**SUPPLIED INFORMATION**

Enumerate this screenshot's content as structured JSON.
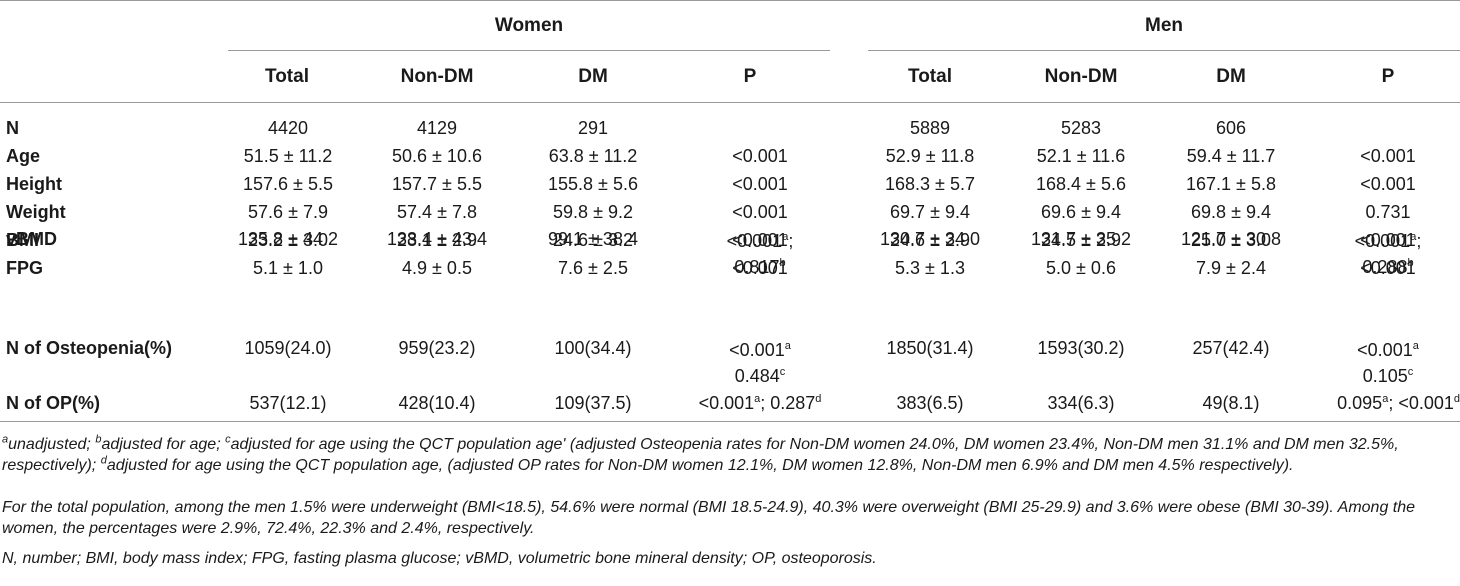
{
  "groups": {
    "women": "Women",
    "men": "Men"
  },
  "columns": [
    "Total",
    "Non-DM",
    "DM",
    "P",
    "Total",
    "Non-DM",
    "DM",
    "P"
  ],
  "rows": [
    {
      "label": "N",
      "cells": [
        "4420",
        "4129",
        "291",
        "",
        "5889",
        "5283",
        "606",
        ""
      ]
    },
    {
      "label": "Age",
      "cells": [
        "51.5 ± 11.2",
        "50.6 ± 10.6",
        "63.8 ± 11.2",
        "<0.001",
        "52.9 ± 11.8",
        "52.1 ± 11.6",
        "59.4 ± 11.7",
        "<0.001"
      ]
    },
    {
      "label": "Height",
      "cells": [
        "157.6 ± 5.5",
        "157.7 ± 5.5",
        "155.8 ± 5.6",
        "<0.001",
        "168.3 ± 5.7",
        "168.4 ± 5.6",
        "167.1 ± 5.8",
        "<0.001"
      ]
    },
    {
      "label": "Weight",
      "cells": [
        "57.6 ± 7.9",
        "57.4 ± 7.8",
        "59.8 ± 9.2",
        "<0.001",
        "69.7 ± 9.4",
        "69.6 ± 9.4",
        "69.8 ± 9.4",
        "0.731"
      ]
    },
    {
      "label": "BMI",
      "cells": [
        "23.2 ± 3.0",
        "23.1 ± 2.9",
        "24.6 ± 3.2",
        "<0.001",
        "24.6 ± 2.9",
        "24.5 ± 2.9",
        "25.0 ± 3.0",
        "<0.001"
      ]
    },
    {
      "label": "FPG",
      "cells": [
        "5.1 ± 1.0",
        "4.9 ± 0.5",
        "7.6 ± 2.5",
        "<0.001",
        "5.3 ± 1.3",
        "5.0 ± 0.6",
        "7.9 ± 2.4",
        "<0.001"
      ]
    }
  ],
  "vbmd": {
    "label": "vBMD",
    "cells": [
      "135.8 ± 44.2",
      "138.4 ± 43.4",
      "99.1 ± 38.4",
      "130.7 ± 34.0",
      "131.7 ± 35.2",
      "121.7 ± 30.8"
    ],
    "p_women_1": "<0.001",
    "sup_a": "a",
    "p_women_sep": ";",
    "p_women_2": "0.817",
    "sup_b": "b",
    "p_men_1": "<0.001",
    "p_men_2": "0.288"
  },
  "osteopenia": {
    "label": "N of Osteopenia(%)",
    "cells": [
      "1059(24.0)",
      "959(23.2)",
      "100(34.4)",
      "1850(31.4)",
      "1593(30.2)",
      "257(42.4)"
    ],
    "p_women_1": "<0.001",
    "p_women_2": "0.484",
    "p_men_1": "<0.001",
    "p_men_2": "0.105",
    "sup_a": "a",
    "sup_c": "c"
  },
  "op": {
    "label": "N of OP(%)",
    "cells": [
      "537(12.1)",
      "428(10.4)",
      "109(37.5)",
      "383(6.5)",
      "334(6.3)",
      "49(8.1)"
    ],
    "p_women_1": "<0.001",
    "p_women_mid": "; 0.287",
    "p_men_1": "0.095",
    "p_men_mid": "; <0.001",
    "sup_a": "a",
    "sup_d": "d"
  },
  "footnotes": {
    "f1_sup_a": "a",
    "f1_a": "unadjusted; ",
    "f1_sup_b": "b",
    "f1_b": "adjusted for age; ",
    "f1_sup_c": "c",
    "f1_c": "adjusted for age using the QCT population age' (adjusted Osteopenia rates for Non-DM women 24.0%, DM women 23.4%, Non-DM men 31.1% and DM men 32.5%, respectively); ",
    "f1_sup_d": "d",
    "f1_d": "adjusted for age using the QCT population age, (adjusted OP rates for Non-DM women 12.1%, DM women 12.8%, Non-DM men 6.9% and DM men 4.5% respectively).",
    "f2": "For the total population, among the men 1.5% were underweight (BMI<18.5), 54.6% were normal (BMI 18.5-24.9), 40.3% were overweight (BMI 25-29.9) and 3.6% were obese (BMI 30-39). Among the women, the percentages were 2.9%, 72.4%, 22.3% and 2.4%, respectively.",
    "f3": "N, number; BMI, body mass index; FPG, fasting plasma glucose; vBMD, volumetric bone mineral density; OP, osteoporosis."
  }
}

**REQUIRED TASK**
Filter the listing above by the word "label"; copy each line that passes.

**SOLUTION TO THIS TASK**
      "label": "N",
      "label": "Age",
      "label": "Height",
      "label": "Weight",
      "label": "BMI",
      "label": "FPG",
    "label": "vBMD",
    "label": "N of Osteopenia(%)",
    "label": "N of OP(%)",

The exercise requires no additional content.